• Goal: Each line below should be reproduced without any alteration.

• Items from a data source:

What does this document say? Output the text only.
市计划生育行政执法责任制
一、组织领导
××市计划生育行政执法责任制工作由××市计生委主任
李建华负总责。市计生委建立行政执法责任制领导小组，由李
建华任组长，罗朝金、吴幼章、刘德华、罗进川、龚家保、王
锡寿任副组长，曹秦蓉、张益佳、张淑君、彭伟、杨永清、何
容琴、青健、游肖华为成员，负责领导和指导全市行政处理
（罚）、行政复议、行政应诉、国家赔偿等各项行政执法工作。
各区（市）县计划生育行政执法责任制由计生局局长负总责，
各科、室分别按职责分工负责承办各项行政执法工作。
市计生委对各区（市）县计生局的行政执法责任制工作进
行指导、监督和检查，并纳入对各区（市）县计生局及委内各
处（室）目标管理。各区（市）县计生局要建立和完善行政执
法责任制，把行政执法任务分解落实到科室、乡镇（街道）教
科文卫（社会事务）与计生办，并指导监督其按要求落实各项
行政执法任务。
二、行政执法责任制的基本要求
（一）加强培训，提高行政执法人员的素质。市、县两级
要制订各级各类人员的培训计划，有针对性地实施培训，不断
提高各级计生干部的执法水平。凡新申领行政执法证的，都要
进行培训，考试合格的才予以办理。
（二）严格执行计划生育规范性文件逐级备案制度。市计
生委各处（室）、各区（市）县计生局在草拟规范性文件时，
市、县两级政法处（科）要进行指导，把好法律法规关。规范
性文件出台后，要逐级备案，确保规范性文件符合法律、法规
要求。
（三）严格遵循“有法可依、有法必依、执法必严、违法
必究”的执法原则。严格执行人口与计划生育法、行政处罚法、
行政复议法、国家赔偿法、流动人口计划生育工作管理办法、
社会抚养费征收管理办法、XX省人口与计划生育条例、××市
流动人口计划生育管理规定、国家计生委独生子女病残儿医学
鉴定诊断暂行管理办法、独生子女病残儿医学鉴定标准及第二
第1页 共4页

• Right answer:
What does this document say? Output the text only.
市计划生育行政执法责任制
一、组织领导
××市计划生育行政执法责任制工作由××市计生委主任
李建华负总责。市计生委建立行政执法责任制领导小组，由李
建华任组长，罗朝金、吴幼章、刘德华、罗进川、龚家保、王
锡寿任副组长，曹秦蓉、张益佳、张淑君、彭伟、杨永清、何
容琴、青健、游肖华为成员，负责领导和指导全市行政处理
（罚）、行政复议、行政应诉、国家赔偿等各项行政执法工作。
各区（市）县计划生育行政执法责任制由计生局局长负总责，
各科、室分别按职责分工负责承办各项行政执法工作。
市计生委对各区（市）县计生局的行政执法责任制工作进
行指导、监督和检查，并纳入对各区（市）县计生局及委内各
处（室）目标管理。各区（市）县计生局要建立和完善行政执
法责任制，把行政执法任务分解落实到科室、乡镇（街道）教
科文卫（社会事务）与计生办，并指导监督其按要求落实各项
行政执法任务。
二、行政执法责任制的基本要求
（一）加强培训，提高行政执法人员的素质。市、县两级
要制订各级各类人员的培训计划，有针对性地实施培训，不断
提高各级计生干部的执法水平。凡新申领行政执法证的，都要
进行培训，考试合格的才予以办理。
（二）严格执行计划生育规范性文件逐级备案制度。市计
生委各处（室）、各区（市）县计生局在草拟规范性文件时，
市、县两级政法处（科）要进行指导，把好法律法规关。规范
性文件出台后，要逐级备案，确保规范性文件符合法律、法规
要求。
（三）严格遵循“有法可依、有法必依、执法必严、违法
必究”的执法原则。严格执行人口与计划生育法、行政处罚法、
行政复议法、国家赔偿法、流动人口计划生育工作管理办法、
社会抚养费征收管理办法、XX省人口与计划生育条例、××市
流动人口计划生育管理规定、国家计生委独生子女病残儿医学
鉴定诊断暂行管理办法、独生子女病残儿医学鉴定标准及第二
第1页 共4页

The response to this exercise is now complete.